Stored data entries:

________

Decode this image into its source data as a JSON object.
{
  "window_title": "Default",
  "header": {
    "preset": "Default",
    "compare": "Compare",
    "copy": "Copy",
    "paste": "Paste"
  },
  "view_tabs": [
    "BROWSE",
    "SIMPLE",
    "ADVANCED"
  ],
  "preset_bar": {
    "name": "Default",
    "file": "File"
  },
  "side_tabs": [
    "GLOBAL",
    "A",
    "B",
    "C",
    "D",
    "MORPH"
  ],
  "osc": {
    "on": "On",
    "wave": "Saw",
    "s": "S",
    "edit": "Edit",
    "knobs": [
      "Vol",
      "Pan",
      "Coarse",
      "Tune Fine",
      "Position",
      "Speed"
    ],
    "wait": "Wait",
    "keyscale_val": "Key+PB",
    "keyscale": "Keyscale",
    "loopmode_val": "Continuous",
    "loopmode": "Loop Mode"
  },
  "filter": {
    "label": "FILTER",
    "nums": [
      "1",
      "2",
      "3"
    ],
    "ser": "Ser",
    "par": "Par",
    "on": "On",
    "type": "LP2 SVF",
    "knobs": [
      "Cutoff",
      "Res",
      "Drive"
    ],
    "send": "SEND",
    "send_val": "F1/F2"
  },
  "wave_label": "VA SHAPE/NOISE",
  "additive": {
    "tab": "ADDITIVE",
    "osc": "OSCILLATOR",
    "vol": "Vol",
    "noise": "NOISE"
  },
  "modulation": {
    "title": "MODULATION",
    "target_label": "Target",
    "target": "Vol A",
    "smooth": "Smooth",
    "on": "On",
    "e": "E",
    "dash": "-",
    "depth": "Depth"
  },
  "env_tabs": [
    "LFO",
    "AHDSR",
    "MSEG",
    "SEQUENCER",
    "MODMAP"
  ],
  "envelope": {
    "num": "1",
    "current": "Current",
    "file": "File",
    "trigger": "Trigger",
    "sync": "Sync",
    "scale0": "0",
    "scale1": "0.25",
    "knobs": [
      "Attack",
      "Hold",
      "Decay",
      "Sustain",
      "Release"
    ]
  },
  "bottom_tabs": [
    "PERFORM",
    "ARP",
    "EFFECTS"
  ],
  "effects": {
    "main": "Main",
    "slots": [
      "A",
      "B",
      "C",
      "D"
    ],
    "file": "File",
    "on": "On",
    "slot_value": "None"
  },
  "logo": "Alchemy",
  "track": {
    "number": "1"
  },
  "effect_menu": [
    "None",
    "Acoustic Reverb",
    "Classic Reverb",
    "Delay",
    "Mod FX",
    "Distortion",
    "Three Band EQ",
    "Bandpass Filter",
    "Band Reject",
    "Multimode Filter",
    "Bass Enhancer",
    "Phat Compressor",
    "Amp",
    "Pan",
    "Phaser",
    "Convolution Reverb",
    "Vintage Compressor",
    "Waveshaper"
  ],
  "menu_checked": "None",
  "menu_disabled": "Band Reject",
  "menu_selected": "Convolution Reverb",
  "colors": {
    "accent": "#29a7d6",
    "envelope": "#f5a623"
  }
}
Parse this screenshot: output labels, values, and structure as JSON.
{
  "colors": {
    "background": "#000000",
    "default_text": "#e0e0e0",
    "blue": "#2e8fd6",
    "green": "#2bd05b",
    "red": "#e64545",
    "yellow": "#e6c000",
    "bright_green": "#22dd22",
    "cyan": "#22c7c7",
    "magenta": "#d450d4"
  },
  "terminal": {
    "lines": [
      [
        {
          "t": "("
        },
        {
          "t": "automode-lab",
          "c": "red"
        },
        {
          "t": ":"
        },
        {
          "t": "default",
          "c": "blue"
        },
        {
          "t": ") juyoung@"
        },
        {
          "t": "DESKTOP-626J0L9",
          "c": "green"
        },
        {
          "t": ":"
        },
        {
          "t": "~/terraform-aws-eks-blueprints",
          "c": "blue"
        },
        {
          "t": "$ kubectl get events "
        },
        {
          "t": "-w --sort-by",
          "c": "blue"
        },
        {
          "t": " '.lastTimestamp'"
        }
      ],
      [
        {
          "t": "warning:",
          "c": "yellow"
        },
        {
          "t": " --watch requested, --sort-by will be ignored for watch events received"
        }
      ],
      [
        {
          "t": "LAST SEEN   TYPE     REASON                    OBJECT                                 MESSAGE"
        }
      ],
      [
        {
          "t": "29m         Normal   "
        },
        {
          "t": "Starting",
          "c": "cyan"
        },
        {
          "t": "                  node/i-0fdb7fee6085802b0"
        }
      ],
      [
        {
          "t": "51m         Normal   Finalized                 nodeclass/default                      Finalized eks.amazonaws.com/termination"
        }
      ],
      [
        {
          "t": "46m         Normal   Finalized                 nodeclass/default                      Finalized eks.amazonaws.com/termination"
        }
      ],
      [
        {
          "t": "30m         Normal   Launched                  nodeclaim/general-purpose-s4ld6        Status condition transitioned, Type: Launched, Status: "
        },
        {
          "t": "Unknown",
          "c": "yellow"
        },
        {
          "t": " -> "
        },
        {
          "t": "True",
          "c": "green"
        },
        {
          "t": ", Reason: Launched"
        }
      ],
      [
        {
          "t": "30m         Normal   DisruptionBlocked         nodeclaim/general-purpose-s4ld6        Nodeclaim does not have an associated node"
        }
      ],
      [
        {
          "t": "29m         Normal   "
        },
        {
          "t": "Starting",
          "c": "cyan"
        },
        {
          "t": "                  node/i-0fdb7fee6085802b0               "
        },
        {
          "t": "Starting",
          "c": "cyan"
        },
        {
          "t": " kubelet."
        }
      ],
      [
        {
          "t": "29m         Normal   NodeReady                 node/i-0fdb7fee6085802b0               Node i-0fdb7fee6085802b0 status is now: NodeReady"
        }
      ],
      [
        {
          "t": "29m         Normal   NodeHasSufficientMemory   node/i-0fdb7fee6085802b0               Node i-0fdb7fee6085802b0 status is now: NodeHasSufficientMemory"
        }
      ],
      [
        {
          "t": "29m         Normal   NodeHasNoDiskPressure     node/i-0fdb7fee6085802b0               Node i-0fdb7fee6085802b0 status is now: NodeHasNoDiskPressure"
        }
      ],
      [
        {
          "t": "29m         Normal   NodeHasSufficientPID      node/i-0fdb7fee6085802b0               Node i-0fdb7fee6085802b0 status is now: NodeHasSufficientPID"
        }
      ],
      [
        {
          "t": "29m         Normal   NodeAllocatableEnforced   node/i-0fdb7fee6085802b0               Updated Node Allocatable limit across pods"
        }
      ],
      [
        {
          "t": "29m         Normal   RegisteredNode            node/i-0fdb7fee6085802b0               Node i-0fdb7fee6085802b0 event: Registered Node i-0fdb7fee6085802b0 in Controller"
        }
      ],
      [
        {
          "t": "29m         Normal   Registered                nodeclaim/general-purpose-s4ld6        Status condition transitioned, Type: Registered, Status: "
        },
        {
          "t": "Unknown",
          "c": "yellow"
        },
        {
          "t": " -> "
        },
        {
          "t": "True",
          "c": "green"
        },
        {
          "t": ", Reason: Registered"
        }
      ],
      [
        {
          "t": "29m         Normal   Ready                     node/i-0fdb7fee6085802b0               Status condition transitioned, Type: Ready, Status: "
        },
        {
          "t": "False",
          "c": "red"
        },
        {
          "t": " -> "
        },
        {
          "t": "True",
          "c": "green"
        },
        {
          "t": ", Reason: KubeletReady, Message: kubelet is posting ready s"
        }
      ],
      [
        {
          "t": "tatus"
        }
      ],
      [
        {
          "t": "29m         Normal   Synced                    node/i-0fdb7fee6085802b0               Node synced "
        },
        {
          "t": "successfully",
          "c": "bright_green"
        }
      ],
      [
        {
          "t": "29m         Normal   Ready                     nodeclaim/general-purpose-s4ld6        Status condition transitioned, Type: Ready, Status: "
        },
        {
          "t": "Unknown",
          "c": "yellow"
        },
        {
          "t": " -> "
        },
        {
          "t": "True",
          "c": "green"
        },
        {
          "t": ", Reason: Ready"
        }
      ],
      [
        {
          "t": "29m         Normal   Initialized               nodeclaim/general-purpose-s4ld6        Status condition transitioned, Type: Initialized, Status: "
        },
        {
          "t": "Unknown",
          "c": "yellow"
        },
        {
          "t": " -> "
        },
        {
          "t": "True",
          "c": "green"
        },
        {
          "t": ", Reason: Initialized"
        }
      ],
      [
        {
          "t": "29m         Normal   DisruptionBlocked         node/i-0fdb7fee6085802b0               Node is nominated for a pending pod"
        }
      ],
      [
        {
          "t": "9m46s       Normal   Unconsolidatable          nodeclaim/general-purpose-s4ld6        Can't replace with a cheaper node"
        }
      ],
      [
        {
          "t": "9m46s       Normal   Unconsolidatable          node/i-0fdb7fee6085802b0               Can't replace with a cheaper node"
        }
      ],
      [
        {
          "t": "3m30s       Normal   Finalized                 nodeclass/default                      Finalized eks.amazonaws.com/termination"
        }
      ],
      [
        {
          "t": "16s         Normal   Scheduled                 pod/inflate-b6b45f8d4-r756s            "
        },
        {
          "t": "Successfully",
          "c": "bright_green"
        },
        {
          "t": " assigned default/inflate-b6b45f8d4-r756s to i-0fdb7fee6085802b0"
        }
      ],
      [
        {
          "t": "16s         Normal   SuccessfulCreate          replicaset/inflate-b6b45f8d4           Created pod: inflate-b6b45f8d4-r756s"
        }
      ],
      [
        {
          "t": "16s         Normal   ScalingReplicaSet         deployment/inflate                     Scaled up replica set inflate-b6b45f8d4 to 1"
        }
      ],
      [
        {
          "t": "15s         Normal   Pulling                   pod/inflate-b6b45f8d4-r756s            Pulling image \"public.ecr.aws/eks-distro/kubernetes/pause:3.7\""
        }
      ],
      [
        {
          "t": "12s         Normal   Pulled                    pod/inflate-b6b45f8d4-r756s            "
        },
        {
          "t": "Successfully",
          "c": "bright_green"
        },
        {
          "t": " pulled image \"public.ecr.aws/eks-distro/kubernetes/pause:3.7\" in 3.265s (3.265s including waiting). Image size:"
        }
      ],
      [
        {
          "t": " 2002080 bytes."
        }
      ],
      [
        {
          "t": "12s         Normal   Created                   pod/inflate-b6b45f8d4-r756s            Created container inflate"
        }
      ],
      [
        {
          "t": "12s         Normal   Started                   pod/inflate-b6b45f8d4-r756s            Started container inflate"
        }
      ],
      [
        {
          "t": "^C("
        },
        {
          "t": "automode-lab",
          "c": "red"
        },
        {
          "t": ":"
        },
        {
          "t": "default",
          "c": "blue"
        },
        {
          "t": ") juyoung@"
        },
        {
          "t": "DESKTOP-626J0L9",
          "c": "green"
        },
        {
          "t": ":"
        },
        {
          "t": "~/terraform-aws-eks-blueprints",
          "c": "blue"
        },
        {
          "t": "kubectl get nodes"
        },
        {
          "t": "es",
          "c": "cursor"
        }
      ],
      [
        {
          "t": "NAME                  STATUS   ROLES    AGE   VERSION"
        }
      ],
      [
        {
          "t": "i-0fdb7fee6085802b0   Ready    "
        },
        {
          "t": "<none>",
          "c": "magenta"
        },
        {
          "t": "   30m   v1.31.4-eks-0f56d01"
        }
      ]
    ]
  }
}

________

What is asked ▸
Determine the number of lines in the records that include the string "condition", and respond with that number only.

Written response ▸
5